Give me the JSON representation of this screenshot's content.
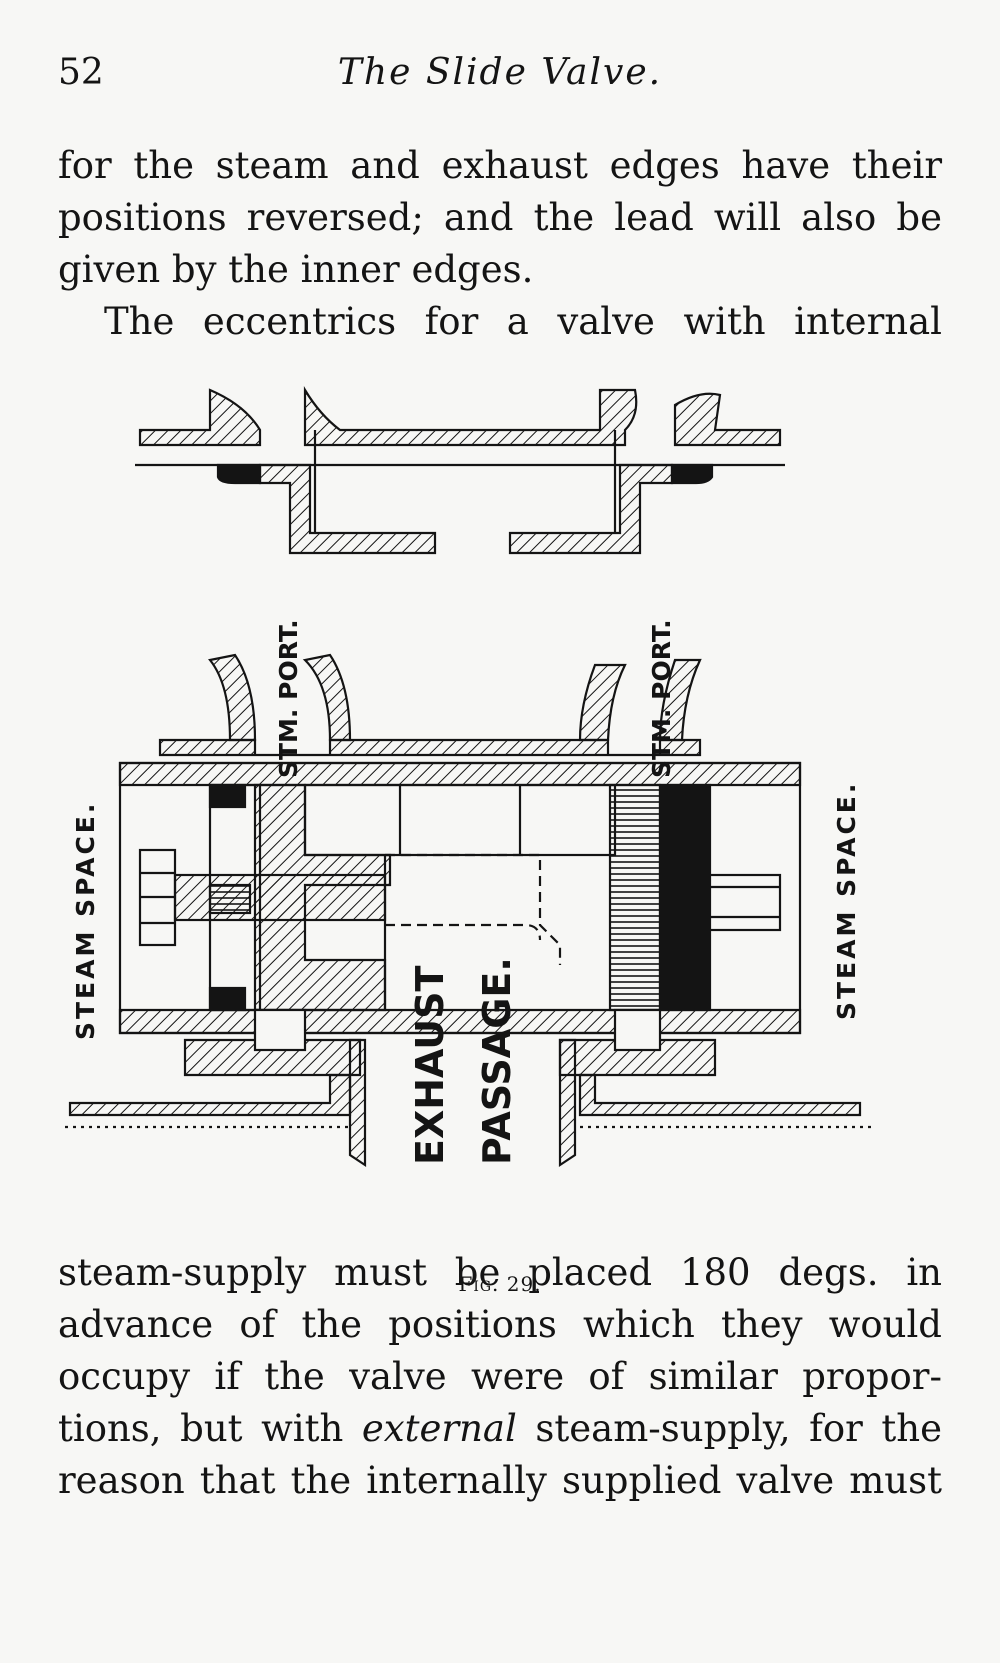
{
  "header": {
    "page_number": "52",
    "running_title": "The Slide Valve."
  },
  "paragraph_top": {
    "lines": [
      "for the steam and exhaust edges have their",
      "positions reversed; and the lead will also be",
      "given by the inner edges.",
      "The eccentrics for a valve with internal"
    ]
  },
  "figure": {
    "labels": {
      "stm_port_left": "STM. PORT.",
      "stm_port_right": "STM. PORT.",
      "steam_space_left": "STEAM SPACE.",
      "steam_space_right": "STEAM SPACE.",
      "exhaust": "EXHAUST",
      "passage": "PASSAGE."
    },
    "caption_prefix": "Fig.",
    "caption_number": "29."
  },
  "paragraph_bottom": {
    "line1": "steam-supply must be placed 180 degs. in",
    "line2": "advance of the positions which they would",
    "line3": "occupy if the valve were of similar propor-",
    "line4_a": "tions, but with ",
    "line4_em": "external",
    "line4_b": " steam-supply, for the",
    "line5": "reason that the internally supplied valve must"
  },
  "colors": {
    "ink": "#141414",
    "paper": "#f7f7f5"
  }
}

_ _ _ _

__Exercise__. Are you able to set down all the lines above exactly, without any pictures?

__Full response__.
Give me the JSON representation of this screenshot's content.
{
  "header": {
    "page_number": "52",
    "running_title": "The Slide Valve."
  },
  "paragraph_top": {
    "lines": [
      "for the steam and exhaust edges have their",
      "positions reversed; and the lead will also be",
      "given by the inner edges.",
      "The eccentrics for a valve with internal"
    ]
  },
  "figure": {
    "labels": {
      "stm_port_left": "STM. PORT.",
      "stm_port_right": "STM. PORT.",
      "steam_space_left": "STEAM SPACE.",
      "steam_space_right": "STEAM SPACE.",
      "exhaust": "EXHAUST",
      "passage": "PASSAGE."
    },
    "caption_prefix": "Fig.",
    "caption_number": "29."
  },
  "paragraph_bottom": {
    "line1": "steam-supply must be placed 180 degs. in",
    "line2": "advance of the positions which they would",
    "line3": "occupy if the valve were of similar propor-",
    "line4_a": "tions, but with ",
    "line4_em": "external",
    "line4_b": " steam-supply, for the",
    "line5": "reason that the internally supplied valve must"
  },
  "colors": {
    "ink": "#141414",
    "paper": "#f7f7f5"
  }
}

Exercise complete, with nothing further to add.